▶ What you need to do
Pick out each line of the records that includes the string "dich", and copy it.
= = =
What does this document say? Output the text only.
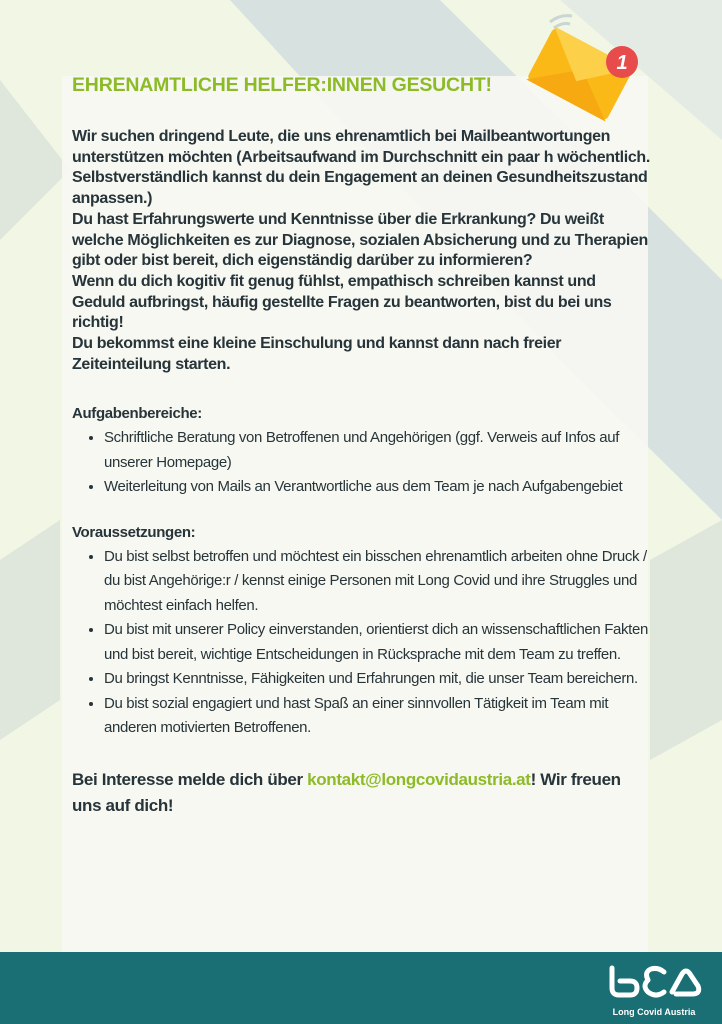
1
EHRENAMTLICHE HELFER:INNEN GESUCHT!

Wir suchen dringend Leute, die uns ehrenamtlich bei Mailbeantwortungen unterstützen möchten (Arbeitsaufwand im Durchschnitt ein paar h wöchentlich. Selbstverständlich kannst du dein Engagement an deinen Gesundheitszustand anpassen.)

Du hast Erfahrungswerte und Kenntnisse über die Erkrankung? Du weißt welche Möglichkeiten es zur Diagnose, sozialen Absicherung und zu Therapien gibt oder bist bereit, dich eigenständig darüber zu informieren?

Wenn du dich kogitiv fit genug fühlst, empathisch schreiben kannst und Geduld aufbringst, häufig gestellte Fragen zu beantworten, bist du bei uns richtig!

Du bekommst eine kleine Einschulung und kannst dann nach freier Zeiteinteilung starten.

Aufgabenbereiche:
• Schriftliche Beratung von Betroffenen und Angehörigen (ggf. Verweis auf Infos auf unserer Homepage)
• Weiterleitung von Mails an Verantwortliche aus dem Team je nach Aufgabengebiet
Voraussetzungen:
• Du bist selbst betroffen und möchtest ein bisschen ehrenamtlich arbeiten ohne Druck / du bist Angehörige:r / kennst einige Personen mit Long Covid und ihre Struggles und möchtest einfach helfen.
• Du bist mit unserer Policy einverstanden, orientierst dich an wissenschaftlichen Fakten und bist bereit, wichtige Entscheidungen in Rücksprache mit dem Team zu treffen.
• Du bringst Kenntnisse, Fähigkeiten und Erfahrungen mit, die unser Team bereichern.
• Du bist sozial engagiert und hast Spaß an einer sinnvollen Tätigkeit im Team mit anderen motivierten Betroffenen.
Bei Interesse melde dich über kontakt@longcovidaustria.at! Wir freuen uns auf dich!
Long Covid Austria
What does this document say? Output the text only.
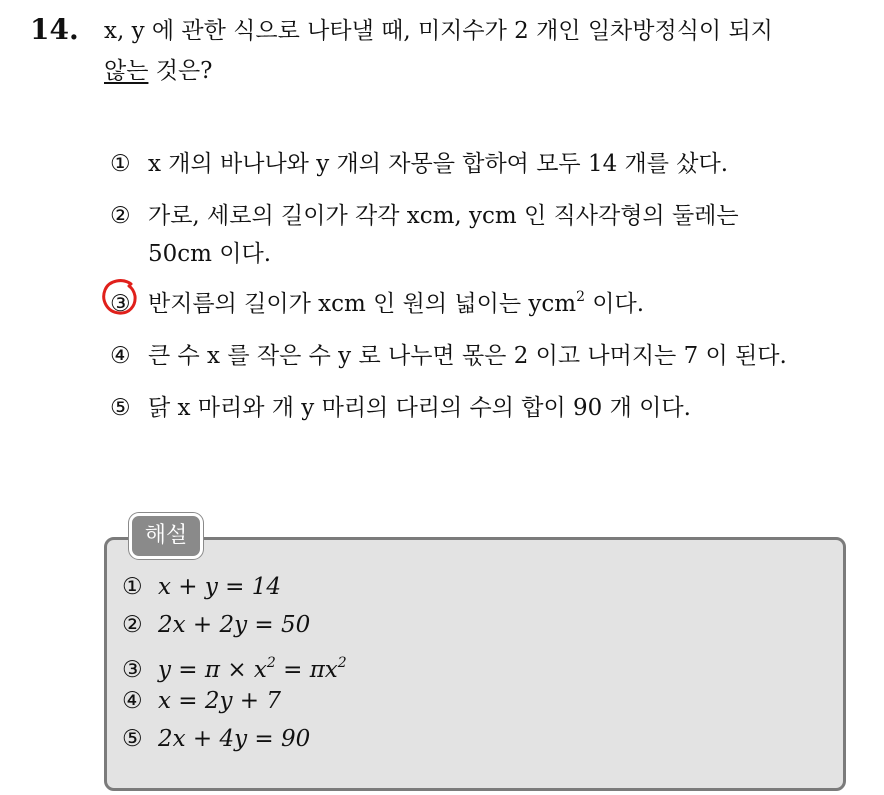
14. x, y 에 관한 식으로 나타낼 때, 미지수가 2 개인 일차방정식이 되지
않는 것은?
① x 개의 바나나와 y 개의 자몽을 합하여 모두 14 개를 샀다.
② 가로, 세로의 길이가 각각 xcm, ycm 인 직사각형의 둘레는
50cm 이다.
③ 반지름의 길이가 xcm 인 원의 넓이는 ycm$^2$ 이다.
④ 큰 수 x 를 작은 수 y 로 나누면 몫은 2 이고 나머지는 7 이 된다.
⑤ 닭 x 마리와 개 y 마리의 다리의 수의 합이 90 개 이다.
해설
① x + y = 14
② 2x + 2y = 50
③ $y = \pi \times x^2 = \pi x^2$
④ x = 2y + 7
⑤ 2x + 4y = 90
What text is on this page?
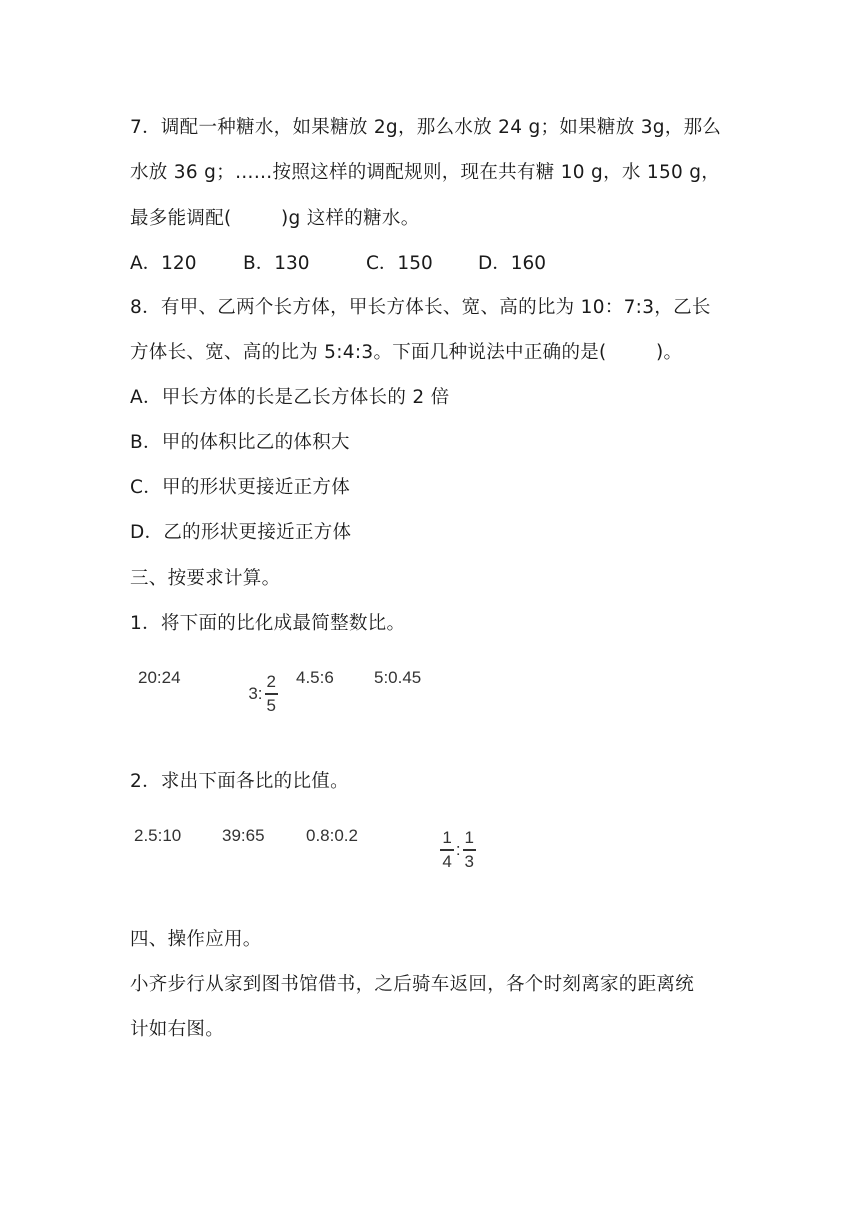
7．调配一种糖水，如果糖放 2g，那么水放 24 g；如果糖放 3g，那么
水放 36 g；……按照这样的调配规则，现在共有糖 10 g，水 150 g，
最多能调配(        )g 这样的糖水。

A．120

	B．130

	C．150

D．160

8．有甲、乙两个长方体，甲长方体长、宽、高的比为 10：7:3，乙长
方体长、宽、高的比为 5:4:3。下面几种说法中正确的是(        )。
A．甲长方体的长是乙长方体长的 2 倍
B．甲的体积比乙的体积大
C．甲的形状更接近正方体
D．乙的形状更接近正方体
三、按要求计算。
1．将下面的比化成最简整数比。
20:24

3: $\frac{2}{5}$

4.5:6 5:0.45
2．求出下面各比的比值。
2.5:10 39:65 0.8:0.2

	$\frac{1}{4}$ : $\frac{1}{3}$

四、操作应用。
小齐步行从家到图书馆借书，之后骑车返回，各个时刻离家的距离统
计如右图。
= = =
▶ Answer to the problem
Du hast Erfahrungswerte und Kenntnisse über die Erkrankung? Du weißt welche Möglichkeiten es zur Diagnose, sozialen Absicherung und zu Therapien gibt oder bist bereit, dich eigenständig darüber zu informieren?
Wenn du dich kogitiv fit genug fühlst, empathisch schreiben kannst und Geduld aufbringst, häufig gestellte Fragen zu beantworten, bist du bei uns richtig!
• Du bist mit unserer Policy einverstanden, orientierst dich an wissenschaftlichen Fakten und bist bereit, wichtige Entscheidungen in Rücksprache mit dem Team zu treffen.
Bei Interesse melde dich über kontakt@longcovidaustria.at! Wir freuen uns auf dich!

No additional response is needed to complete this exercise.